> **What the task asks**:
Locate each line in the records containing "false". Copy it.

Data entries

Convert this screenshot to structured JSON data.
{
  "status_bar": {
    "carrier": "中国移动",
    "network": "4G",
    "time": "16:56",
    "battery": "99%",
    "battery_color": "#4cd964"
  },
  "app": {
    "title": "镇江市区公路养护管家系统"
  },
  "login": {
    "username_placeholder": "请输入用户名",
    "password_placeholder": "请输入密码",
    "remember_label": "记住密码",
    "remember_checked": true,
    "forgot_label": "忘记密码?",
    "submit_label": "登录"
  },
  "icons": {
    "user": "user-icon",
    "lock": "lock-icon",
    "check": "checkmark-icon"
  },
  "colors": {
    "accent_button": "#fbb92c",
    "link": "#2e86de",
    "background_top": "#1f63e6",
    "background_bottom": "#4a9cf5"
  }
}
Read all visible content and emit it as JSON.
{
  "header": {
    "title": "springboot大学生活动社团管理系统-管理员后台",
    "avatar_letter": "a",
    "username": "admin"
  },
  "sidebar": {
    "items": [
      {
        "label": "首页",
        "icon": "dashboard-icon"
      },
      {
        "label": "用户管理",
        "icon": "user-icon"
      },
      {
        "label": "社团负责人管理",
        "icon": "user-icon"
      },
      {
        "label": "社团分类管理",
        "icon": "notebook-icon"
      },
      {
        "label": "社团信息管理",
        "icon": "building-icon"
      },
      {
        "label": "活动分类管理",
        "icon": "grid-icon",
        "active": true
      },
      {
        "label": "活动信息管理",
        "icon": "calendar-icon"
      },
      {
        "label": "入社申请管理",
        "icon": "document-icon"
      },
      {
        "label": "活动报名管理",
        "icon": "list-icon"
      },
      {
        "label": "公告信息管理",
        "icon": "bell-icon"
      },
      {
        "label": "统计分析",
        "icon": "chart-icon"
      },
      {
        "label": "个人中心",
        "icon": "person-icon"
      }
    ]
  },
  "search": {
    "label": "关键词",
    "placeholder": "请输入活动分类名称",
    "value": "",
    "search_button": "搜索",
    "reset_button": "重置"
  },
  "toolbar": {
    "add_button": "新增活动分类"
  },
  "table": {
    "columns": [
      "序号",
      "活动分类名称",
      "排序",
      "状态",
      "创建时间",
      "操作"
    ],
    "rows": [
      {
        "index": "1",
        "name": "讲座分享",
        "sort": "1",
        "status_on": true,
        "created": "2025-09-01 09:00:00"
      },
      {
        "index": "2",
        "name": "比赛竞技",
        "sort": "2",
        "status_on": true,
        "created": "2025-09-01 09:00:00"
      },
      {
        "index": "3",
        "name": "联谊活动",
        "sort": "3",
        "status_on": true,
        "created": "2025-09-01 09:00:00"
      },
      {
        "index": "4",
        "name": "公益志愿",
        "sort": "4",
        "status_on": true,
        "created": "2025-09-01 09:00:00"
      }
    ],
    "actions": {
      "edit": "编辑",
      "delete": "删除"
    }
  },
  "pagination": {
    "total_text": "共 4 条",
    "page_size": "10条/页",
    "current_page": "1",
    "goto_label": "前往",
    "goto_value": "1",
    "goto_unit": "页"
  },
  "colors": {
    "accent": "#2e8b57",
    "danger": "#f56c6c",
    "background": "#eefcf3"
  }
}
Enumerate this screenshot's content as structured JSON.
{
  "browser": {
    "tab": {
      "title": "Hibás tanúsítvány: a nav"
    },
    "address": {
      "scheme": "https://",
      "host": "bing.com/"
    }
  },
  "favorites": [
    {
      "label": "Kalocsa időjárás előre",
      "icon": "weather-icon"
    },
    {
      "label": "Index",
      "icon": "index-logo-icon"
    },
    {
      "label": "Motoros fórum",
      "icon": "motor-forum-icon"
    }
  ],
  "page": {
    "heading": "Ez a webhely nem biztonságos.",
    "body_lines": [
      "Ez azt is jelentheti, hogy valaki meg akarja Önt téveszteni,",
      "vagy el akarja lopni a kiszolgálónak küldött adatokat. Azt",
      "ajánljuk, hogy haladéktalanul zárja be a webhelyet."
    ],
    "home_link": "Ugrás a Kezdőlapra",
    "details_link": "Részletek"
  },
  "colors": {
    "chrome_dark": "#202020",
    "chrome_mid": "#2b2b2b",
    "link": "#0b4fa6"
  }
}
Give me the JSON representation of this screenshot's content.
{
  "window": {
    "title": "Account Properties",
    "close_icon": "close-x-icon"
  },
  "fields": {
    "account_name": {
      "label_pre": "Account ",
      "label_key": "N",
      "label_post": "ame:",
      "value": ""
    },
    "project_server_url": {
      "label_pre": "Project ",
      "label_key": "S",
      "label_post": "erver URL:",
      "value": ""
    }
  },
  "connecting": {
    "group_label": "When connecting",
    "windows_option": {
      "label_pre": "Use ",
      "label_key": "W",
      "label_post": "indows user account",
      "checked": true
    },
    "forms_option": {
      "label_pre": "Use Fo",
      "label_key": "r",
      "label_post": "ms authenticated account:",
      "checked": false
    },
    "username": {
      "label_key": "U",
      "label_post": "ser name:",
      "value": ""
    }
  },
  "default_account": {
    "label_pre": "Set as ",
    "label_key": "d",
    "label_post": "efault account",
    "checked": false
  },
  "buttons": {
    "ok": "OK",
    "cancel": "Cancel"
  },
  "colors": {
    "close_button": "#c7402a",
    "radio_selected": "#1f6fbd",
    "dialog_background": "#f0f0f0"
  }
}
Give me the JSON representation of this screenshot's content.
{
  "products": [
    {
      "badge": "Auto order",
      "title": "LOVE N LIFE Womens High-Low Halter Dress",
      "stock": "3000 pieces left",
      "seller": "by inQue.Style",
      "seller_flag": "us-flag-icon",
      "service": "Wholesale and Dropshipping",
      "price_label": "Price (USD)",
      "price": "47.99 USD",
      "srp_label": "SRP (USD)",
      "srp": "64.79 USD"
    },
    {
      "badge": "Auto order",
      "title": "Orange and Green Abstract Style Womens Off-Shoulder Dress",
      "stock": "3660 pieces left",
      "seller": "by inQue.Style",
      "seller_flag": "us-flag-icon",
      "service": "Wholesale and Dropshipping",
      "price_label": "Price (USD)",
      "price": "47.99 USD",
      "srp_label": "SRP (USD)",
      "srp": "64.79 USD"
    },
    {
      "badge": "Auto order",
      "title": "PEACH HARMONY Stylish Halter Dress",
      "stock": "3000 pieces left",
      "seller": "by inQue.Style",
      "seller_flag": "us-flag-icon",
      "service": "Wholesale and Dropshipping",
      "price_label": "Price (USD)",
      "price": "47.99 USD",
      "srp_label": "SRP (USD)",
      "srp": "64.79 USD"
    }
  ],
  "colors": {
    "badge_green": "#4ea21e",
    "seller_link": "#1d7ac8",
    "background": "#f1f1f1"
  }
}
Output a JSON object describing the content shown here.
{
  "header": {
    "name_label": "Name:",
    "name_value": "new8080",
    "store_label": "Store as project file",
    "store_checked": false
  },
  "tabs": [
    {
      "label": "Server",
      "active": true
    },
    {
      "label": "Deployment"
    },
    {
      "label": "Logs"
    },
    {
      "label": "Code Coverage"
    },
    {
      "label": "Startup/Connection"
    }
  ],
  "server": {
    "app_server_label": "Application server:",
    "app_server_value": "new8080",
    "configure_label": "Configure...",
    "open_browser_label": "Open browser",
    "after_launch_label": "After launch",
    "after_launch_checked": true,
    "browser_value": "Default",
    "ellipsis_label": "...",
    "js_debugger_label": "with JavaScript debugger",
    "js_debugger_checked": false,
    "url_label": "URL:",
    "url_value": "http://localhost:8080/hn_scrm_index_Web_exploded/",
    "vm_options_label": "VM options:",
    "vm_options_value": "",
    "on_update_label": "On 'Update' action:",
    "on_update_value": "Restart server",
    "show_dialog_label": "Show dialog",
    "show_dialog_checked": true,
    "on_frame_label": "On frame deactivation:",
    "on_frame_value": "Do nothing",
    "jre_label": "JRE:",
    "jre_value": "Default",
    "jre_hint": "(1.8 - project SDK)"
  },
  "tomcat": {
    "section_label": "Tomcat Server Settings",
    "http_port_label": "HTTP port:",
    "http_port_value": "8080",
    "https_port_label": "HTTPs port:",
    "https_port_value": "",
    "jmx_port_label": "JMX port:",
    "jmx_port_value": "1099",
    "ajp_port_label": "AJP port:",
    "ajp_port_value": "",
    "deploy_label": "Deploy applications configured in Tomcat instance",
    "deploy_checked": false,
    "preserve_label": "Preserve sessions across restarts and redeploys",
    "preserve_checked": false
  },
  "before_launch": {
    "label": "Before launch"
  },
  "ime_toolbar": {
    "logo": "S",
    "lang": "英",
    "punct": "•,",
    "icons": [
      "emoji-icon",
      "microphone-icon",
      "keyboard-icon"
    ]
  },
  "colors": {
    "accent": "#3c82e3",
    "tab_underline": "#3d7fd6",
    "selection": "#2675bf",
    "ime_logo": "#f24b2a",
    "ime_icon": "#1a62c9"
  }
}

> **Exercise result**:
      "checked": false
    "checked": false
    "store_checked": false
    "js_debugger_checked": false,
    "deploy_checked": false,
    "preserve_checked": false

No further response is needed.